> _Set task 1_
Copy the rows word for word, from the first row through the row containing "x-tick-label: Manufacturing xyxy=(326,448,455,468)".

# Ford 2000 water temp gage



## Larf (May 11, 2012)

I have a Ford 2000 3 cyl gas with inop water temp gage. I would like to repair or replace the water temp gage..

Actually, the whole instrument cluster doesn't work, but I don't consider the other gages (tach and fuel) to be essential. 

Any suggestions? Repair or replace and how to begin?


----------



## Hacke (Feb 22, 2011)

Since none of the gauges work, I would check the electrical wiring first.

Undo the four screws in the white frame on instrument cluster.
You will now be able to pull the cluster up and out of the hood.
The tachometer cable (and perhaps electrical wiring harness) may be clamped to the hood, check under hood and loosen if necessary.

> _Information provided_
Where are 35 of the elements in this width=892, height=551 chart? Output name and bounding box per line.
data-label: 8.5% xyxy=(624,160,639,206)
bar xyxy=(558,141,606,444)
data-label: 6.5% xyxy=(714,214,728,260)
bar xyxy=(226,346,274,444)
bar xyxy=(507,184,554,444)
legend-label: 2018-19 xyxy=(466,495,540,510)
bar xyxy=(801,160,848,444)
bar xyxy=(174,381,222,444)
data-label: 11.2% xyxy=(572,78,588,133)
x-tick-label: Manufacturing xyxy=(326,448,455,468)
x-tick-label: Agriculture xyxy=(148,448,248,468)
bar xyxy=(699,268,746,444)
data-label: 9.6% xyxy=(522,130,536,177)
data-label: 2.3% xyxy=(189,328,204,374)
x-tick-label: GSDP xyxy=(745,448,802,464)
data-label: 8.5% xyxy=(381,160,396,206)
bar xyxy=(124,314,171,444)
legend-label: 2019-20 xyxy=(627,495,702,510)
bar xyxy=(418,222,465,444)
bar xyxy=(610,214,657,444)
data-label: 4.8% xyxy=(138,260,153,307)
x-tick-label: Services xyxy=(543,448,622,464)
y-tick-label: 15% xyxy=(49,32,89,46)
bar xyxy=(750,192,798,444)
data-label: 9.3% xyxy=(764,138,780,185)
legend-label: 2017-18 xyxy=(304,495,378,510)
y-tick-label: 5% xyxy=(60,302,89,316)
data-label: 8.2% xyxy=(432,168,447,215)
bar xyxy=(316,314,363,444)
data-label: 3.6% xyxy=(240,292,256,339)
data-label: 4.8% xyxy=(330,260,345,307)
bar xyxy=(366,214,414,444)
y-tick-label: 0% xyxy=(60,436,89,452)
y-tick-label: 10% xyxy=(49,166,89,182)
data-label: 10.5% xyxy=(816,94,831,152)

> _Set task 2_
From the forum thread about the Ford 2000 temperature gauge, repeat word for word the passage from "## Hacke (Feb" to "loosen if necessary.".

> _Worked answer 1_
Where are 35 of the elements in this width=892, height=551 chart? Output name and bounding box per line.
data-label: 8.5% xyxy=(624,160,639,206)
bar xyxy=(558,141,606,444)
data-label: 6.5% xyxy=(714,214,728,260)
bar xyxy=(226,346,274,444)
bar xyxy=(507,184,554,444)
legend-label: 2018-19 xyxy=(466,495,540,510)
bar xyxy=(801,160,848,444)
bar xyxy=(174,381,222,444)
data-label: 11.2% xyxy=(572,78,588,133)
x-tick-label: Manufacturing xyxy=(326,448,455,468)

> _Worked answer 2_
## Hacke (Feb 22, 2011)

Since none of the gauges work, I would check the electrical wiring first.

Undo the four screws in the white frame on instrument cluster.
You will now be able to pull the cluster up and out of the hood.
The tachometer cable (and perhaps electrical wiring harness) may be clamped to the hood, check under hood and loosen if necessary.